• **Activity 1**
Rewrite the stretch of the forum excerpt from "Regarding the atomic" through "share with you.", putting "bug report" in place of "ticket".
• **Activity 2**
According to the forum excerpt, what change to the "finalcount" array lets the kernel build successfully?

• **Extract**
......
                    First of all, thanks for sharing the repro code. After a quick test, it looks like a compiler optimization issue. The kernel seems building fine if optimization is disable i.e set to "-O0" . I'll check a further on another setup and report to the compiler team, if required. Meanwhile could you please try the same and share your observation.

                     

                    Regarding the atomic query, I would suggest to open a new thread as it seems unrelated one. Also, it would help us to track these two issues separately. Please share the repro code and other setup details on that thread itself.

                     

                     

                    Regards,

                      • Re: clBuildProgram causes BRIG validation error
                        dipak

                        Update:

                        A ticket has been opened against this issue. Once I've any update about it, I'll share with you.

                         

                        Regards,

                          • Re: clBuildProgram causes BRIG validation error
                            dipak

                            Hi,

                            Please find the below comments from compiler team which indicate that the error is in the source file itself. Changing "finalcount" array size from 2 to 4 seems building the kernel successfully.
......
• **Material shown**
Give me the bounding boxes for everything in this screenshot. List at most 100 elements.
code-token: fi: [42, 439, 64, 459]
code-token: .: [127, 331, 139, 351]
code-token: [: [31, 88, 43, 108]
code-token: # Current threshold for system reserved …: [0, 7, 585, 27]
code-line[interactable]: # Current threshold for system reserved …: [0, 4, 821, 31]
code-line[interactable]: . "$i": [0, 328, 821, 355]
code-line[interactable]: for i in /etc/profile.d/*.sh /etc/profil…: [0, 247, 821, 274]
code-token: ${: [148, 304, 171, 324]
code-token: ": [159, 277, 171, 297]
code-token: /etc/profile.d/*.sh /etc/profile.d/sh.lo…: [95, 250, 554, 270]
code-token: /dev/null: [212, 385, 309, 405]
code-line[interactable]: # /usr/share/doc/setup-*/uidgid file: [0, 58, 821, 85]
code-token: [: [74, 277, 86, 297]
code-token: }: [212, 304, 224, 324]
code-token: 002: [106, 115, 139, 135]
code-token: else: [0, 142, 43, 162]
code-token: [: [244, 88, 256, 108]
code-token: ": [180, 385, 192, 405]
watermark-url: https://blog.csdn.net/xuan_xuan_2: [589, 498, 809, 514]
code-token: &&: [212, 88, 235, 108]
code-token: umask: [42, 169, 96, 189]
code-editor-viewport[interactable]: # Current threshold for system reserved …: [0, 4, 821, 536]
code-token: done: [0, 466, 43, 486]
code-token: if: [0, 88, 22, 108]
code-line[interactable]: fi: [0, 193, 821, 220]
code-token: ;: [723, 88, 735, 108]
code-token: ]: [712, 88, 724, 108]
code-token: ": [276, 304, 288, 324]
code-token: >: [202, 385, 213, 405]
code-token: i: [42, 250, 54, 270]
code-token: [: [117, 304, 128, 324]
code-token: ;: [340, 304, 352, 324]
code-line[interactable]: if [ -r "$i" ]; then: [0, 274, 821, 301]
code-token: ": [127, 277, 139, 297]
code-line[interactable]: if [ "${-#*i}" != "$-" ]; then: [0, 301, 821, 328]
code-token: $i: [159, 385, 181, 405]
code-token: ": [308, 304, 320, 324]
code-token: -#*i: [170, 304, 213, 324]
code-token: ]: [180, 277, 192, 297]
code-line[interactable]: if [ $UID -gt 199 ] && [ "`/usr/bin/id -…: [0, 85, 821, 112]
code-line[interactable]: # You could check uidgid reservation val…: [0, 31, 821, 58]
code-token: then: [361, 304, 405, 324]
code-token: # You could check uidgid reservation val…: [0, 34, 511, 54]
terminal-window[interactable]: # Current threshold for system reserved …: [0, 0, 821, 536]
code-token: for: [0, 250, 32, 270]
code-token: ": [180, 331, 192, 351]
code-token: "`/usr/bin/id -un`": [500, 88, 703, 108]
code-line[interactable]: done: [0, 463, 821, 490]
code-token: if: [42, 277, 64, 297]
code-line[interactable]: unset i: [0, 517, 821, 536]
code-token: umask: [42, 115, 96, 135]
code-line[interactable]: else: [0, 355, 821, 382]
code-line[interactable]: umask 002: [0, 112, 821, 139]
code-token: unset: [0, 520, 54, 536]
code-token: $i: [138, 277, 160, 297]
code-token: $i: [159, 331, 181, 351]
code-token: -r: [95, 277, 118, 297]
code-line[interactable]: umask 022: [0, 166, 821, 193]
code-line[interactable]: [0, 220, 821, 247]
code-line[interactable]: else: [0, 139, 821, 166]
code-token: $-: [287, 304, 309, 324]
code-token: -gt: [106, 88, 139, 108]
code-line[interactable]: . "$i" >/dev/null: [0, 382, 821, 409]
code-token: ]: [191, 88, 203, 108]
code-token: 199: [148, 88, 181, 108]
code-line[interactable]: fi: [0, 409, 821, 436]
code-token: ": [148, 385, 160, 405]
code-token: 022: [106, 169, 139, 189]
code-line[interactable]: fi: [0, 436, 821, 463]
......
• **Task output 1**
Regarding the atomic query, I would suggest to open a new thread as it seems unrelated one. Also, it would help us to track these two issues separately. Please share the repro code and other setup details on that thread itself.

                     

                     

                    Regards,

                      • Re: clBuildProgram causes BRIG validation error
                        dipak

                        Update:

                        A bug report has been opened against this issue. Once I've any update about it, I'll share with you.

• **Task output 2**
Changing its size from 2 to 4.